Pictures do not belong in the copy; restate the records below word for word.

— Start of Record list —

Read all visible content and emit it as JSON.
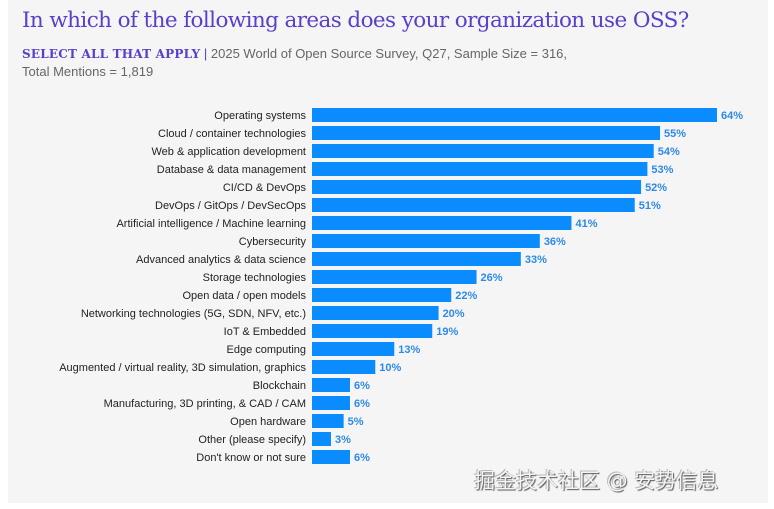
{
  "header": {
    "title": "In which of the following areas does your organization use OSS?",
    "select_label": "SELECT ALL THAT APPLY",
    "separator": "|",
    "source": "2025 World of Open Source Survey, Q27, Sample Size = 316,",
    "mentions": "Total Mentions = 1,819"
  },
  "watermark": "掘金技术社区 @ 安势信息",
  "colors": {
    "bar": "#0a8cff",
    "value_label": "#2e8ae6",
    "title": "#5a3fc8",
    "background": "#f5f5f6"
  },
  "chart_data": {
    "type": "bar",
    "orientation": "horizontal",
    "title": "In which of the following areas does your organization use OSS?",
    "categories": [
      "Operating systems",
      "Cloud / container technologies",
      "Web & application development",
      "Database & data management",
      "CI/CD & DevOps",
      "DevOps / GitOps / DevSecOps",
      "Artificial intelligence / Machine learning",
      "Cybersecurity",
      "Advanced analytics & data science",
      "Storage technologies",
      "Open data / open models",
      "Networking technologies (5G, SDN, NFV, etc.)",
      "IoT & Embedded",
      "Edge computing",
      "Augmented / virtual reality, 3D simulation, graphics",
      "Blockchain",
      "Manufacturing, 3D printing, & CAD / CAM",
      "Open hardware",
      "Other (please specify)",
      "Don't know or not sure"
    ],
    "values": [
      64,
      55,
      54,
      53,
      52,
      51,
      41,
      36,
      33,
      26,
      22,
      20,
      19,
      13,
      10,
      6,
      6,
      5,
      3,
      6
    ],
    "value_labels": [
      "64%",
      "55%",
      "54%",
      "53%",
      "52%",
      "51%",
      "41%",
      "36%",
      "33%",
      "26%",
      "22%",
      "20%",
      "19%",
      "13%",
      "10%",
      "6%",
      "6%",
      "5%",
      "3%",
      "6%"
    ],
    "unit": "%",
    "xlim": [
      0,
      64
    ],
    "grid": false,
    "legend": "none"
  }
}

— End of Record list —

◆ Solution to this exercise
Read all visible content and emit it as JSON.
{
  "header": {
    "title": "In which of the following areas does your organization use OSS?",
    "select_label": "SELECT ALL THAT APPLY",
    "separator": "|",
    "source": "2025 World of Open Source Survey, Q27, Sample Size = 316,",
    "mentions": "Total Mentions = 1,819"
  },
  "watermark": "掘金技术社区 @ 安势信息",
  "colors": {
    "bar": "#0a8cff",
    "value_label": "#2e8ae6",
    "title": "#5a3fc8",
    "background": "#f5f5f6"
  },
  "chart_data": {
    "type": "bar",
    "orientation": "horizontal",
    "title": "In which of the following areas does your organization use OSS?",
    "categories": [
      "Operating systems",
      "Cloud / container technologies",
      "Web & application development",
      "Database & data management",
      "CI/CD & DevOps",
      "DevOps / GitOps / DevSecOps",
      "Artificial intelligence / Machine learning",
      "Cybersecurity",
      "Advanced analytics & data science",
      "Storage technologies",
      "Open data / open models",
      "Networking technologies (5G, SDN, NFV, etc.)",
      "IoT & Embedded",
      "Edge computing",
      "Augmented / virtual reality, 3D simulation, graphics",
      "Blockchain",
      "Manufacturing, 3D printing, & CAD / CAM",
      "Open hardware",
      "Other (please specify)",
      "Don't know or not sure"
    ],
    "values": [
      64,
      55,
      54,
      53,
      52,
      51,
      41,
      36,
      33,
      26,
      22,
      20,
      19,
      13,
      10,
      6,
      6,
      5,
      3,
      6
    ],
    "value_labels": [
      "64%",
      "55%",
      "54%",
      "53%",
      "52%",
      "51%",
      "41%",
      "36%",
      "33%",
      "26%",
      "22%",
      "20%",
      "19%",
      "13%",
      "10%",
      "6%",
      "6%",
      "5%",
      "3%",
      "6%"
    ],
    "unit": "%",
    "xlim": [
      0,
      64
    ],
    "grid": false,
    "legend": "none"
  }
}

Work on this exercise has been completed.